__Your goal__: In the listing below, locate the lines that hold "form" and copy them.

--- Available data ---

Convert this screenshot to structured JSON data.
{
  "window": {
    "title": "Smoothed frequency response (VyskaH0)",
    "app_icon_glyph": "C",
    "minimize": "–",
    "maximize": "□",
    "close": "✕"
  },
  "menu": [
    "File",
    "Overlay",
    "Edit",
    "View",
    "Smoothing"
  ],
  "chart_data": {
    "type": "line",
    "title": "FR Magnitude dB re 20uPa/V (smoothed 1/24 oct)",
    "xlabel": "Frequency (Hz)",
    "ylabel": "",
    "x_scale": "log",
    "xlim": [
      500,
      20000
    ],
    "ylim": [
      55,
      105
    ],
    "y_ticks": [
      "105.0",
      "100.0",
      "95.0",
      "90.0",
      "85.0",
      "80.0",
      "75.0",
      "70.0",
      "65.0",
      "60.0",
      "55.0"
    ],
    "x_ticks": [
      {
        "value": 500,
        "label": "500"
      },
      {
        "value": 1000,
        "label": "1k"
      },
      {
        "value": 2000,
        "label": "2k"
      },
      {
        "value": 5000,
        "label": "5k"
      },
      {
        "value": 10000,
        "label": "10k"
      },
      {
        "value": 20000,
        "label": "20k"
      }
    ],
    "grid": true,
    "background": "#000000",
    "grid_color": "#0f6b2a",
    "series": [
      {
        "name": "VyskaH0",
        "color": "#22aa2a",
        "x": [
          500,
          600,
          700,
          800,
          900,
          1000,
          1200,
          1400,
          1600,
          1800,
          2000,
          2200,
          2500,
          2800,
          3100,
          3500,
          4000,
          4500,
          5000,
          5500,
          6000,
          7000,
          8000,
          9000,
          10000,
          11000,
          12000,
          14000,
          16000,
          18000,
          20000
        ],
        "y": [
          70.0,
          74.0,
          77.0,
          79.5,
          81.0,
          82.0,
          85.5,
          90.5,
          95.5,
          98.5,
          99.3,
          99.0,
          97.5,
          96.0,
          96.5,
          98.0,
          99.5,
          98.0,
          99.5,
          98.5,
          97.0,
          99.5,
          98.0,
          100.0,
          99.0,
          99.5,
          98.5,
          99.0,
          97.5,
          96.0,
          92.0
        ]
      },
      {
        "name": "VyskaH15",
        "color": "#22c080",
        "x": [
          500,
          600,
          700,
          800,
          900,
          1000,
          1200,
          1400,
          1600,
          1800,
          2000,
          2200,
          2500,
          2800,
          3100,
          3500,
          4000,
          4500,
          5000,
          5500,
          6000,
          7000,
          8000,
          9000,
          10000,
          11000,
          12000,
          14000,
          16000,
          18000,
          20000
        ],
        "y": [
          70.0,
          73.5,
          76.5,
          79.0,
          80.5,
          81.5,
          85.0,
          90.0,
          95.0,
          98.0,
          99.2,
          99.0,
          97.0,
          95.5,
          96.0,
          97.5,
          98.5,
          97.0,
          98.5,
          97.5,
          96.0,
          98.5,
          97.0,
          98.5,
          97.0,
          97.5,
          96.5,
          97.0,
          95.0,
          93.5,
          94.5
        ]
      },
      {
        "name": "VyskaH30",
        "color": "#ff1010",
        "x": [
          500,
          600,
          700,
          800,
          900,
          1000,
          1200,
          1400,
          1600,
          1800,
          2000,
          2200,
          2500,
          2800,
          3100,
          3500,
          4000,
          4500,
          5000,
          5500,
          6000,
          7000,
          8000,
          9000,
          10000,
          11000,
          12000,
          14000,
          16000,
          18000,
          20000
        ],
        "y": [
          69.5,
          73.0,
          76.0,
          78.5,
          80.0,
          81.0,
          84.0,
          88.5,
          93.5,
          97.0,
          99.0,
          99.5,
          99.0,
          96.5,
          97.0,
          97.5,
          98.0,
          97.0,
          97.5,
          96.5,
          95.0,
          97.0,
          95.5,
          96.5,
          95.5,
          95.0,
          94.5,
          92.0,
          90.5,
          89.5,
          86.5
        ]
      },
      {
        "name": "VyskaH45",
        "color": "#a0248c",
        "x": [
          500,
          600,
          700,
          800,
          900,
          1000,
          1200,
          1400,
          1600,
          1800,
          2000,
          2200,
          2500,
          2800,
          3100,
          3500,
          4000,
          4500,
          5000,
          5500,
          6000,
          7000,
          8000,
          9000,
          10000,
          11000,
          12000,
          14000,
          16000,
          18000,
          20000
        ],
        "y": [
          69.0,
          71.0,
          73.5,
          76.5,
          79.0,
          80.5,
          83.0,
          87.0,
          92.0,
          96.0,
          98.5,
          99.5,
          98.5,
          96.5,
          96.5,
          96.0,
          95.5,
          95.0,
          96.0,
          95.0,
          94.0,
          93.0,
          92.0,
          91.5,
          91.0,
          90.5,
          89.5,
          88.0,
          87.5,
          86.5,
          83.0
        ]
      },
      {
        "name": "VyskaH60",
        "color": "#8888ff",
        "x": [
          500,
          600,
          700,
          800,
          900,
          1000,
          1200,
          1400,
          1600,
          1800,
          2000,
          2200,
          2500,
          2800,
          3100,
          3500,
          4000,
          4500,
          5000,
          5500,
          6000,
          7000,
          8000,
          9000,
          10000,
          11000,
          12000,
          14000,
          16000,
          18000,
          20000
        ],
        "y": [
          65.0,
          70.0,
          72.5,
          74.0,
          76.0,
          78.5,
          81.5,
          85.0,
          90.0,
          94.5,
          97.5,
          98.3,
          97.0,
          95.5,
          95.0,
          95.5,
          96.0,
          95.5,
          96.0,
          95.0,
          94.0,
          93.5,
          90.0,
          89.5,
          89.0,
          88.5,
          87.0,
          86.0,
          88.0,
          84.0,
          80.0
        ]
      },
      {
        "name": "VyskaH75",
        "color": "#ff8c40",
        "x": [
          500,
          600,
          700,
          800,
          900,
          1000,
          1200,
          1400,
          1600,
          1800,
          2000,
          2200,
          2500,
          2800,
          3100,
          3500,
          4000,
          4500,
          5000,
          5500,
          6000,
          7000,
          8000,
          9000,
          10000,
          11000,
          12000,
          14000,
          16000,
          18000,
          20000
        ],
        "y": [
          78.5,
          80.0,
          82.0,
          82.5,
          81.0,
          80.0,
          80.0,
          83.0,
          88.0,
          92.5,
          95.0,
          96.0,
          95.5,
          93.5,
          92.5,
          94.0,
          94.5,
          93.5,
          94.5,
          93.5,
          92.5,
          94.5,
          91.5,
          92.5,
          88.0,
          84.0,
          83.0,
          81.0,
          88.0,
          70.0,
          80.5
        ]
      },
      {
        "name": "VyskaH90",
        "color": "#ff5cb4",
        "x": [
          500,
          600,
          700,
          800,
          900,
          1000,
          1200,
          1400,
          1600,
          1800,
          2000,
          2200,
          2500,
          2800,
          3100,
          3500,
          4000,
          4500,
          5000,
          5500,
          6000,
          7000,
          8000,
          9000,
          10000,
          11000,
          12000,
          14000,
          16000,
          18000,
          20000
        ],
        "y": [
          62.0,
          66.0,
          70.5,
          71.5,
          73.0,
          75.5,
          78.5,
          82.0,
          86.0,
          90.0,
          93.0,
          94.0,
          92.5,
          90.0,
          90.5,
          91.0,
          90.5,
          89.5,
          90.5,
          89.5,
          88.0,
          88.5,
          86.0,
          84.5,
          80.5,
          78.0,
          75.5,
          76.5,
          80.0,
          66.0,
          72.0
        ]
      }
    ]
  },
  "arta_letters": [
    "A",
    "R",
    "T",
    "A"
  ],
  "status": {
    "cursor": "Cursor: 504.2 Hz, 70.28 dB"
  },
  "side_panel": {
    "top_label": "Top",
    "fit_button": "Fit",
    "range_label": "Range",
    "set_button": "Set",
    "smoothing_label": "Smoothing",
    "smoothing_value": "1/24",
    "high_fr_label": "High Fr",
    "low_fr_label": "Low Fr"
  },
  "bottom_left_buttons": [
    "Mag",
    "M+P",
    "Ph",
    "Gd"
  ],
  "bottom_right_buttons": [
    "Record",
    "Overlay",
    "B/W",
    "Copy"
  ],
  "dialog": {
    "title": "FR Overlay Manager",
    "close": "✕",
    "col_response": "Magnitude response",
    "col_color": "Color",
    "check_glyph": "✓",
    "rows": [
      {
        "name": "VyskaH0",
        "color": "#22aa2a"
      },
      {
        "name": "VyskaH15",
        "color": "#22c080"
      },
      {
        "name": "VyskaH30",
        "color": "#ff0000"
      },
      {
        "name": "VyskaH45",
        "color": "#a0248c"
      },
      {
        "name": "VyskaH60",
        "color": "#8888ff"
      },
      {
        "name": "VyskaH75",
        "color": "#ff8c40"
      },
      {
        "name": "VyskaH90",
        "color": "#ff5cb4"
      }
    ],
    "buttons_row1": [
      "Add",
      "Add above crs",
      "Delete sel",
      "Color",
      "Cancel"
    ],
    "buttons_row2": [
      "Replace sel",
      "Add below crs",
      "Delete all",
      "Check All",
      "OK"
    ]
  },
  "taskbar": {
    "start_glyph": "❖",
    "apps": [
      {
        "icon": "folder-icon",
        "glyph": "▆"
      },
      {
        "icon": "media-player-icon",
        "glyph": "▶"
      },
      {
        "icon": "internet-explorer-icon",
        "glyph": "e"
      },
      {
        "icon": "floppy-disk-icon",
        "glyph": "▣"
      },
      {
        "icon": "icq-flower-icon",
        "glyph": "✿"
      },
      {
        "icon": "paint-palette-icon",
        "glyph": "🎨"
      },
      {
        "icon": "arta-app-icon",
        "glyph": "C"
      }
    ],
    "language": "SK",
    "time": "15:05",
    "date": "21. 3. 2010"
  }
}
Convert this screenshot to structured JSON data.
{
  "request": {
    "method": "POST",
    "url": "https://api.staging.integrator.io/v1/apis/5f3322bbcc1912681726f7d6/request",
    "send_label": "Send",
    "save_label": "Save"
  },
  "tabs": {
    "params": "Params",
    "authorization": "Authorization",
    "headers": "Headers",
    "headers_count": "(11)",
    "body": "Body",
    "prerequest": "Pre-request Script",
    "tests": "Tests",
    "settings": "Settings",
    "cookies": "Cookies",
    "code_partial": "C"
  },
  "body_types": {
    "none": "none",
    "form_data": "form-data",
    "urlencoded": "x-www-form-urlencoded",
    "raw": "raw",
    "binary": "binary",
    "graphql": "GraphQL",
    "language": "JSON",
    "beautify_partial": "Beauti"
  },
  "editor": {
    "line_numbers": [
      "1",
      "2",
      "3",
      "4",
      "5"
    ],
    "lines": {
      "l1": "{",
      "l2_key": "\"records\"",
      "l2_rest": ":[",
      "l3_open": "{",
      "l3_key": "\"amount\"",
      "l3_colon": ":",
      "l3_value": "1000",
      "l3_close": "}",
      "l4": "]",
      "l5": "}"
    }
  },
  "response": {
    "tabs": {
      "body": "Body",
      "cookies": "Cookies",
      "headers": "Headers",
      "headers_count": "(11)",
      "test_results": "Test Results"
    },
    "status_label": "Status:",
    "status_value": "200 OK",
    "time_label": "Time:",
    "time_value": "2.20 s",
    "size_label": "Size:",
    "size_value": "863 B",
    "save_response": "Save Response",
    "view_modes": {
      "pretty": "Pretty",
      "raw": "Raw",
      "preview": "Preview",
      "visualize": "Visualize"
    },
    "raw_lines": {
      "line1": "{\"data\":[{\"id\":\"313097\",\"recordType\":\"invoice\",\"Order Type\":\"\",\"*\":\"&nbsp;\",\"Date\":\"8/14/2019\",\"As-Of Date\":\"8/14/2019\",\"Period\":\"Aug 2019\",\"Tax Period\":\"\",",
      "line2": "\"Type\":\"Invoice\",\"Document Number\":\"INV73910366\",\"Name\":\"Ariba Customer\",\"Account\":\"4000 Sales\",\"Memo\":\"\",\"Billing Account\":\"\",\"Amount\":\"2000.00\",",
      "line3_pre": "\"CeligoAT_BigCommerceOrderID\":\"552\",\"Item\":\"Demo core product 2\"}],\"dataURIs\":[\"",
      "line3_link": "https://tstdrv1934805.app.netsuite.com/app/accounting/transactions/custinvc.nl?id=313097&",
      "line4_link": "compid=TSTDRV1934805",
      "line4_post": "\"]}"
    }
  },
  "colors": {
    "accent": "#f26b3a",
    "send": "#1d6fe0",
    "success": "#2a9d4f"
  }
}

---

__Task result__:
    "form_data": "form-data",
    "urlencoded": "x-www-form-urlencoded",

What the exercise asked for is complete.